[BEGIN MATERIAL FOR THIS EXERCISE]

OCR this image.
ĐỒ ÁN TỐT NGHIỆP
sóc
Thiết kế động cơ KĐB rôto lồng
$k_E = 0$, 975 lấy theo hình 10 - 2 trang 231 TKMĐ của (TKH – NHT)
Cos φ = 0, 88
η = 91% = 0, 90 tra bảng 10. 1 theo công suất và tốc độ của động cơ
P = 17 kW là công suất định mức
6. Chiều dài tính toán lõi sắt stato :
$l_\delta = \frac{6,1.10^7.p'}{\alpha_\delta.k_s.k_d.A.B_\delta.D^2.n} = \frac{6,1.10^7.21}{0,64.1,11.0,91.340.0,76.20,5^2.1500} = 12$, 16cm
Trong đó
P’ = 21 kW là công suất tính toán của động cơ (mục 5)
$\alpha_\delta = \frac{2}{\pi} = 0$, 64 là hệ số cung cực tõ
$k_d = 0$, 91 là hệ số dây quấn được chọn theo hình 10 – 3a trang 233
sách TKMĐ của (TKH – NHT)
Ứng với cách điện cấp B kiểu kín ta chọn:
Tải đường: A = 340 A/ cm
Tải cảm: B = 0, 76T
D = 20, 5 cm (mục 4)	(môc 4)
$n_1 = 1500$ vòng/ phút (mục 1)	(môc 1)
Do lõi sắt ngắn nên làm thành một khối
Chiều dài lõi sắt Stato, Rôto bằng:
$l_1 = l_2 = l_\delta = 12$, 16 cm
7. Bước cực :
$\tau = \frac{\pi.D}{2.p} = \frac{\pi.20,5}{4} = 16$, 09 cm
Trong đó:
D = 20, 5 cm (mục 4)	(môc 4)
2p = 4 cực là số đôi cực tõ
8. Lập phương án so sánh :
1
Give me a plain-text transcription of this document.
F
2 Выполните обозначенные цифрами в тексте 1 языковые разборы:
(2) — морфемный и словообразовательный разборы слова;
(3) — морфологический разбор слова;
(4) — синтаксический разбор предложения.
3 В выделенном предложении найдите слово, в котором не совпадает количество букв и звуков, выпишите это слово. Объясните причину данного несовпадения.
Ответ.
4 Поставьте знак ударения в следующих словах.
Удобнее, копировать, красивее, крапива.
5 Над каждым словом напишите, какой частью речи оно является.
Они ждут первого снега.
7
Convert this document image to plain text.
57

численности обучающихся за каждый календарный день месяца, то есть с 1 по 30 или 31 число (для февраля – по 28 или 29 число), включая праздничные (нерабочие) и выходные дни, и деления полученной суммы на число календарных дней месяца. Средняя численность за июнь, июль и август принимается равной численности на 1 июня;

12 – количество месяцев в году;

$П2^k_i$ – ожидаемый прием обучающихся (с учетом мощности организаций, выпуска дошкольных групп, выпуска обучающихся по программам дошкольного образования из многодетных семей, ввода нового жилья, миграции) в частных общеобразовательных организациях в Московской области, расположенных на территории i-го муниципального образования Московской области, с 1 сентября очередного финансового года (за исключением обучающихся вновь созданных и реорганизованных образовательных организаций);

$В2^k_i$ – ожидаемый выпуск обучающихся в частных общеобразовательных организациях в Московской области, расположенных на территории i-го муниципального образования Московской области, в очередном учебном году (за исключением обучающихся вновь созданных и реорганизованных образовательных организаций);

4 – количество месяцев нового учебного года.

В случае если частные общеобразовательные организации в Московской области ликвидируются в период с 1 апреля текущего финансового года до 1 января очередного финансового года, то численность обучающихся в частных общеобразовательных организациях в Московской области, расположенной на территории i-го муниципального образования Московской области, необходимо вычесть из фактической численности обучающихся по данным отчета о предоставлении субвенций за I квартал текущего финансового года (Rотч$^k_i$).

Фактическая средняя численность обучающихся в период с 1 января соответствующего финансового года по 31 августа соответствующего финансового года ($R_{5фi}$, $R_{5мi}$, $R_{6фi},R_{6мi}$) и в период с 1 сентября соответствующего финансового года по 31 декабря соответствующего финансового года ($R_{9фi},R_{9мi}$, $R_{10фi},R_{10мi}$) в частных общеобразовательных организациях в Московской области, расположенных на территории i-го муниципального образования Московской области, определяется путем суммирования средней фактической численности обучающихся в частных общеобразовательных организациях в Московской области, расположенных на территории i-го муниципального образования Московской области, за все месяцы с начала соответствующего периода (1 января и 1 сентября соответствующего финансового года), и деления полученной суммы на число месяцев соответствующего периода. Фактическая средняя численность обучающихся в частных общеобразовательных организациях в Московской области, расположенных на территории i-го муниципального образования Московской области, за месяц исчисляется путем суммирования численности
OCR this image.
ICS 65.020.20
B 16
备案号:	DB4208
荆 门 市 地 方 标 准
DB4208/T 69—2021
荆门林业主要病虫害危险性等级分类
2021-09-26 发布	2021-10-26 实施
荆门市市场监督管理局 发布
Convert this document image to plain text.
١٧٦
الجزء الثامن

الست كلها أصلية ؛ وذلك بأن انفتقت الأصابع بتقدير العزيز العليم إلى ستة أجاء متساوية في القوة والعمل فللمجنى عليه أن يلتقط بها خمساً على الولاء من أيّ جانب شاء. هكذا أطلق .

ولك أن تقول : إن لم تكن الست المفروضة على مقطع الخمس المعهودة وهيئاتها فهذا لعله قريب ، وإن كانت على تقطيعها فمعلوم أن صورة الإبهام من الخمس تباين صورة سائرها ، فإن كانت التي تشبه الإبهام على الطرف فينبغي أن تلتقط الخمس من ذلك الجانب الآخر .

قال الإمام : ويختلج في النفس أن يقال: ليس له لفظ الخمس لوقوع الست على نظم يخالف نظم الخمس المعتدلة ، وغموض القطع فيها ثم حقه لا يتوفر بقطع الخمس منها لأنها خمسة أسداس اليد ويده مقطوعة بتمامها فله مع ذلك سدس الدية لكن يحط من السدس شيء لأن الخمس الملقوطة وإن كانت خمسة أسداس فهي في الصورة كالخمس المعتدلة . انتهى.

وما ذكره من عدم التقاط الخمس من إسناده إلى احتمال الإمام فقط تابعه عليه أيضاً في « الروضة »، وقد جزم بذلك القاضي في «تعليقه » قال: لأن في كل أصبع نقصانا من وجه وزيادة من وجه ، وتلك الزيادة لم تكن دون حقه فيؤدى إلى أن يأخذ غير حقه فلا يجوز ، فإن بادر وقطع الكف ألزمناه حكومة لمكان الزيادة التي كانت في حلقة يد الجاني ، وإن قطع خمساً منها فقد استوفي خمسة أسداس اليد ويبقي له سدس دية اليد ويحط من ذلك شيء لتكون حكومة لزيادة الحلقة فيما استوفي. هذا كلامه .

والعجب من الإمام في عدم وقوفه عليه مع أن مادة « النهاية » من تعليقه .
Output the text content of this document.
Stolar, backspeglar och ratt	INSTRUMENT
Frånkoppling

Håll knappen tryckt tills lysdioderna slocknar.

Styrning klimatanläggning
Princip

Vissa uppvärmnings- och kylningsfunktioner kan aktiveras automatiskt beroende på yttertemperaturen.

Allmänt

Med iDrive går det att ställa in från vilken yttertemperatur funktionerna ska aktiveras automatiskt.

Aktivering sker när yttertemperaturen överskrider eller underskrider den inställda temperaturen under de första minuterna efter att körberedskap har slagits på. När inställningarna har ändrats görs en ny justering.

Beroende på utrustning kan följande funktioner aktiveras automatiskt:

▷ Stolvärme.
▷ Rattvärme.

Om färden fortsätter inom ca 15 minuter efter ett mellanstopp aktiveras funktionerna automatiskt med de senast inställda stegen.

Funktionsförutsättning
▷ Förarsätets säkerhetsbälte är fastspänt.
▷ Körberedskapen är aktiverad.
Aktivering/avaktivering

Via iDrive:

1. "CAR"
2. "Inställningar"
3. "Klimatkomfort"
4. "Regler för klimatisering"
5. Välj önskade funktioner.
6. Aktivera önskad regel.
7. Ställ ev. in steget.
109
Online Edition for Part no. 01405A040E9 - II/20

[END MATERIAL FOR THIS EXERCISE]

STATED PROBLEM:
Please list every line of the records that contains "công".

PROBLEM SOLUTION:
η = 91% = 0, 90 tra bảng 10. 1 theo công suất và tốc độ của động cơ
P = 17 kW là công suất định mức
P’ = 21 kW là công suất tính toán của động cơ (mục 5)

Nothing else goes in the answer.